**DATASET EXCERPTS:**
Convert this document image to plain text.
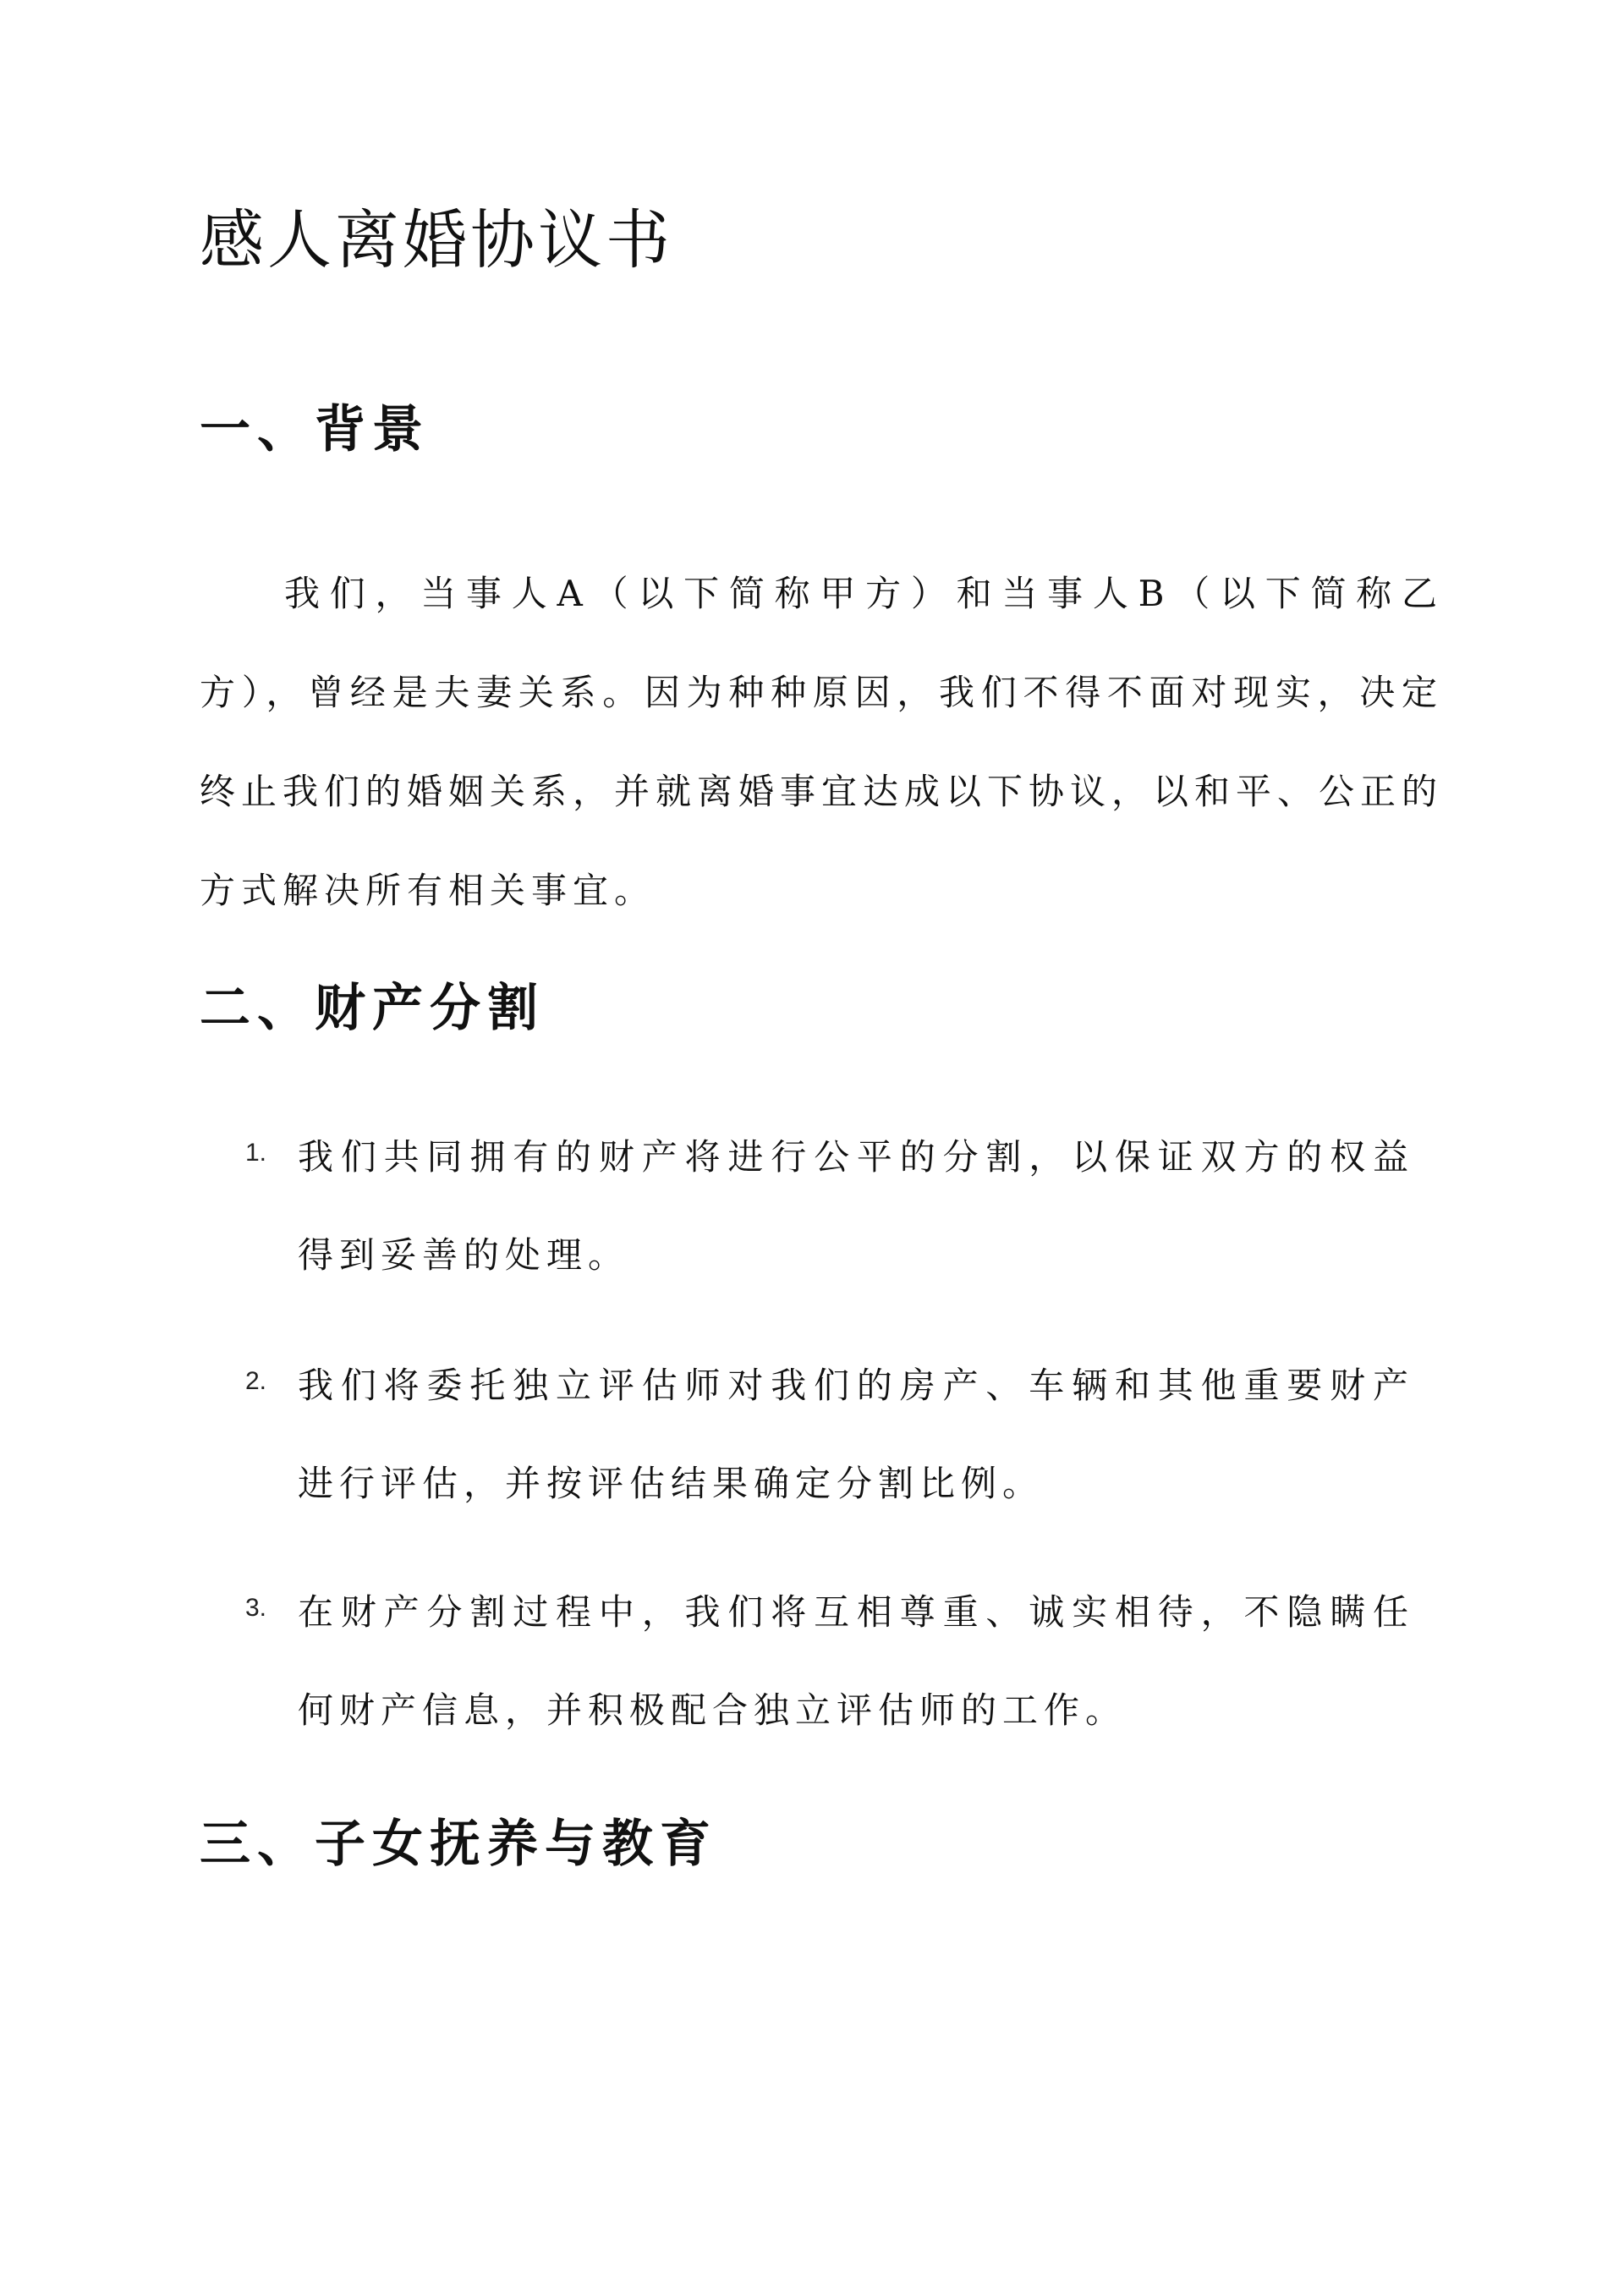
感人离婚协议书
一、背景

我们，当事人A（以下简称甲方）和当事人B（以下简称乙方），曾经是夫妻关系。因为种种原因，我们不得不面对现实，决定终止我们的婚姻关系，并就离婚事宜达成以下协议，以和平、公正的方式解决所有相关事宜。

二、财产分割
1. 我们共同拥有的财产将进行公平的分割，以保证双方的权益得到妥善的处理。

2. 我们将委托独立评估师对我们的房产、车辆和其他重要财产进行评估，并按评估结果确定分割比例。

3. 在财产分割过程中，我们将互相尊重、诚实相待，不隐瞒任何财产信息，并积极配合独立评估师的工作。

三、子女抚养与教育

**AIM:**
Retype the entries word for word. Omit any images.

**THE ANSWER:**
Convert this document image to plain text.
感人离婚协议书
一、背景

我们，当事人A（以下简称甲方）和当事人B（以下简称乙方），曾经是夫妻关系。因为种种原因，我们不得不面对现实，决定终止我们的婚姻关系，并就离婚事宜达成以下协议，以和平、公正的方式解决所有相关事宜。

二、财产分割
1. 我们共同拥有的财产将进行公平的分割，以保证双方的权益得到妥善的处理。

2. 我们将委托独立评估师对我们的房产、车辆和其他重要财产进行评估，并按评估结果确定分割比例。

3. 在财产分割过程中，我们将互相尊重、诚实相待，不隐瞒任何财产信息，并积极配合独立评估师的工作。

三、子女抚养与教育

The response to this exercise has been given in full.